* **THE TASK**
Locate the string "title" in the listing below. Copy every line where it is found.

* **Data tied to figure images**
────────────────────

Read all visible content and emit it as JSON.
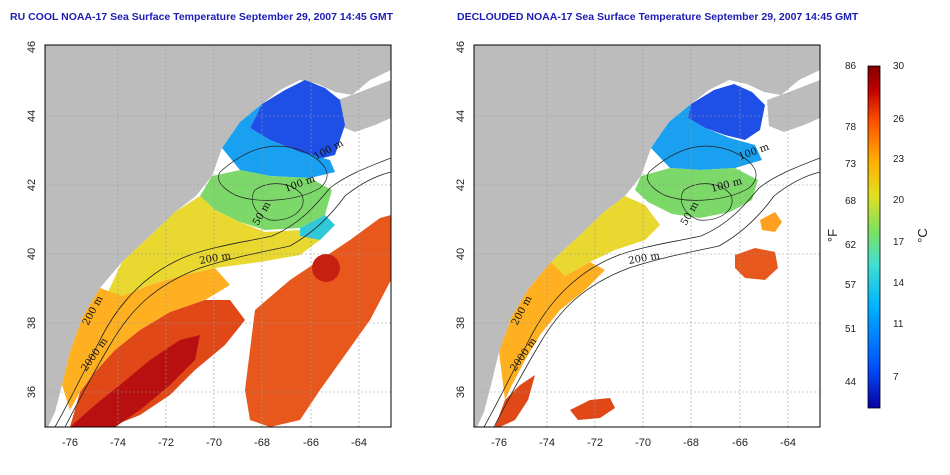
{
  "panels": [
    {
      "title": "RU COOL NOAA-17 Sea Surface Temperature September 29, 2007 14:45 GMT",
      "lat_ticks": [
        "46",
        "44",
        "42",
        "40",
        "38",
        "36"
      ],
      "lon_ticks": [
        "-76",
        "-74",
        "-72",
        "-70",
        "-68",
        "-66",
        "-64"
      ],
      "contour_labels": [
        "100 m",
        "100 m",
        "50 m",
        "200 m",
        "200 m",
        "2000 m"
      ]
    },
    {
      "title": "DECLOUDED NOAA-17 Sea Surface Temperature September 29, 2007 14:45 GMT",
      "lat_ticks": [
        "46",
        "44",
        "42",
        "40",
        "38",
        "36"
      ],
      "lon_ticks": [
        "-76",
        "-74",
        "-72",
        "-70",
        "-68",
        "-66",
        "-64"
      ],
      "contour_labels": [
        "100 m",
        "100 m",
        "50 m",
        "200 m",
        "200 m",
        "2000 m"
      ]
    }
  ],
  "colorbar": {
    "fahrenheit_ticks": [
      "86",
      "78",
      "73",
      "68",
      "62",
      "57",
      "51",
      "44"
    ],
    "celsius_ticks": [
      "30",
      "26",
      "23",
      "20",
      "17",
      "14",
      "11",
      "7"
    ],
    "fahrenheit_unit": "°F",
    "celsius_unit": "°C",
    "range_c": [
      4,
      30
    ],
    "colors": [
      "#0a00a0",
      "#0050ff",
      "#00b4ff",
      "#40e0d0",
      "#80e060",
      "#e0e020",
      "#ffb000",
      "#ff5000",
      "#c00000",
      "#800000"
    ]
  },
  "colors": {
    "land": "#bcbcbc",
    "ocean_masked": "#ffffff",
    "contour": "#222222",
    "grid": "#9a9a9a"
  }
}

────────────────────

* **ANSWER TO THIS EXERCISE**
      "title": "RU COOL NOAA-17 Sea Surface Temperature September 29, 2007 14:45 GMT",
      "title": "DECLOUDED NOAA-17 Sea Surface Temperature September 29, 2007 14:45 GMT",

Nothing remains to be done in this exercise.